WHAT IS EXPECTED. Can the data below be echoed back word for word?

MATERIAL FOR THE TASK.
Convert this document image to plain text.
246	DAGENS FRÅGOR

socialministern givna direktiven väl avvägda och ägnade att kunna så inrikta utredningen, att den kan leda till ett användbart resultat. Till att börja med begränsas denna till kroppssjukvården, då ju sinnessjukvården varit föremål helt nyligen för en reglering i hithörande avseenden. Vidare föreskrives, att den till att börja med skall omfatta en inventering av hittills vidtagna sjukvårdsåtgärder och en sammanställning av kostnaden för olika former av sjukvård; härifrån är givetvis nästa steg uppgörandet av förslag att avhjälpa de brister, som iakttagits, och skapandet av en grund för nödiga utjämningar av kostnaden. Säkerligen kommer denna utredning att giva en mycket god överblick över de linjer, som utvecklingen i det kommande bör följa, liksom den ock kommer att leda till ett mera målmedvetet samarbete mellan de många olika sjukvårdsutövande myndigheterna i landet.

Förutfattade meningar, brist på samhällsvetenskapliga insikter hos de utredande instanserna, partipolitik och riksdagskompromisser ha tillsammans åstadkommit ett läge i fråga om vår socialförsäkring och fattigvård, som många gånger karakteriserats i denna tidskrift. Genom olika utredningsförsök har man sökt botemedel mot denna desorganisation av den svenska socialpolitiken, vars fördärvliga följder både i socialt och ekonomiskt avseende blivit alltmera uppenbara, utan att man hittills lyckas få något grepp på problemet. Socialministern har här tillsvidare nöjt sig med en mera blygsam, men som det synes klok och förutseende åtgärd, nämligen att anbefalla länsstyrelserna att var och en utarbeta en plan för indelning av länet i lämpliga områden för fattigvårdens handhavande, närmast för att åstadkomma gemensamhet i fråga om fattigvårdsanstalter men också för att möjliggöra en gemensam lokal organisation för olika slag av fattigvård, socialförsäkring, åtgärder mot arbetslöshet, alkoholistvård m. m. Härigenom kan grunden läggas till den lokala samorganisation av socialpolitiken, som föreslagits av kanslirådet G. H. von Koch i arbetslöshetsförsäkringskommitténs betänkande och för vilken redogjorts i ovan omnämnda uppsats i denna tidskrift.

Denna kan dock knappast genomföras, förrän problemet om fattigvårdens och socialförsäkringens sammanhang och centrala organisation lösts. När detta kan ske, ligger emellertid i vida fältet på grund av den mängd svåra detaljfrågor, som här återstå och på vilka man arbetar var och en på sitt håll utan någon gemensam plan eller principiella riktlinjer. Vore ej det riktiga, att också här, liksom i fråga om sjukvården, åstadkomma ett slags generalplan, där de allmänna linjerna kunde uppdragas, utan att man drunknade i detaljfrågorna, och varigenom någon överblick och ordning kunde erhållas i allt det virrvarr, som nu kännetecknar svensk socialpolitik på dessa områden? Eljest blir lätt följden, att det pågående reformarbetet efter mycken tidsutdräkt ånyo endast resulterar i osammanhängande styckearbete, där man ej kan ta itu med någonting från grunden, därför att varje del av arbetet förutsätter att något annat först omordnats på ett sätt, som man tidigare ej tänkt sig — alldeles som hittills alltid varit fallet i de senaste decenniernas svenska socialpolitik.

TASK ANSWER.
Convert this document image to plain text.
246	DAGENS FRÅGOR

socialministern givna direktiven väl avvägda och ägnade att kunna så inrikta utredningen, att den kan leda till ett användbart resultat. Till att börja med begränsas denna till kroppssjukvården, då ju sinnessjukvården varit föremål helt nyligen för en reglering i hithörande avseenden. Vidare föreskrives, att den till att börja med skall omfatta en inventering av hittills vidtagna sjukvårdsåtgärder och en sammanställning av kostnaden för olika former av sjukvård; härifrån är givetvis nästa steg uppgörandet av förslag att avhjälpa de brister, som iakttagits, och skapandet av en grund för nödiga utjämningar av kostnaden. Säkerligen kommer denna utredning att giva en mycket god överblick över de linjer, som utvecklingen i det kommande bör följa, liksom den ock kommer att leda till ett mera målmedvetet samarbete mellan de många olika sjukvårdsutövande myndigheterna i landet.

Förutfattade meningar, brist på samhällsvetenskapliga insikter hos de utredande instanserna, partipolitik och riksdagskompromisser ha tillsammans åstadkommit ett läge i fråga om vår socialförsäkring och fattigvård, som många gånger karakteriserats i denna tidskrift. Genom olika utredningsförsök har man sökt botemedel mot denna desorganisation av den svenska socialpolitiken, vars fördärvliga följder både i socialt och ekonomiskt avseende blivit alltmera uppenbara, utan att man hittills lyckas få något grepp på problemet. Socialministern har här tillsvidare nöjt sig med en mera blygsam, men som det synes klok och förutseende åtgärd, nämligen att anbefalla länsstyrelserna att var och en utarbeta en plan för indelning av länet i lämpliga områden för fattigvårdens handhavande, närmast för att åstadkomma gemensamhet i fråga om fattigvårdsanstalter men också för att möjliggöra en gemensam lokal organisation för olika slag av fattigvård, socialförsäkring, åtgärder mot arbetslöshet, alkoholistvård m. m. Härigenom kan grunden läggas till den lokala samorganisation av socialpolitiken, som föreslagits av kanslirådet G. H. von Koch i arbetslöshetsförsäkringskommitténs betänkande och för vilken redogjorts i ovan omnämnda uppsats i denna tidskrift.

Denna kan dock knappast genomföras, förrän problemet om fattigvårdens och socialförsäkringens sammanhang och centrala organisation lösts. När detta kan ske, ligger emellertid i vida fältet på grund av den mängd svåra detaljfrågor, som här återstå och på vilka man arbetar var och en på sitt håll utan någon gemensam plan eller principiella riktlinjer. Vore ej det riktiga, att också här, liksom i fråga om sjukvården, åstadkomma ett slags generalplan, där de allmänna linjerna kunde uppdragas, utan att man drunknade i detaljfrågorna, och varigenom någon överblick och ordning kunde erhållas i allt det virrvarr, som nu kännetecknar svensk socialpolitik på dessa områden? Eljest blir lätt följden, att det pågående reformarbetet efter mycken tidsutdräkt ånyo endast resulterar i osammanhängande styckearbete, där man ej kan ta itu med någonting från grunden, därför att varje del av arbetet förutsätter att något annat först omordnats på ett sätt, som man tidigare ej tänkt sig — alldeles som hittills alltid varit fallet i de senaste decenniernas svenska socialpolitik.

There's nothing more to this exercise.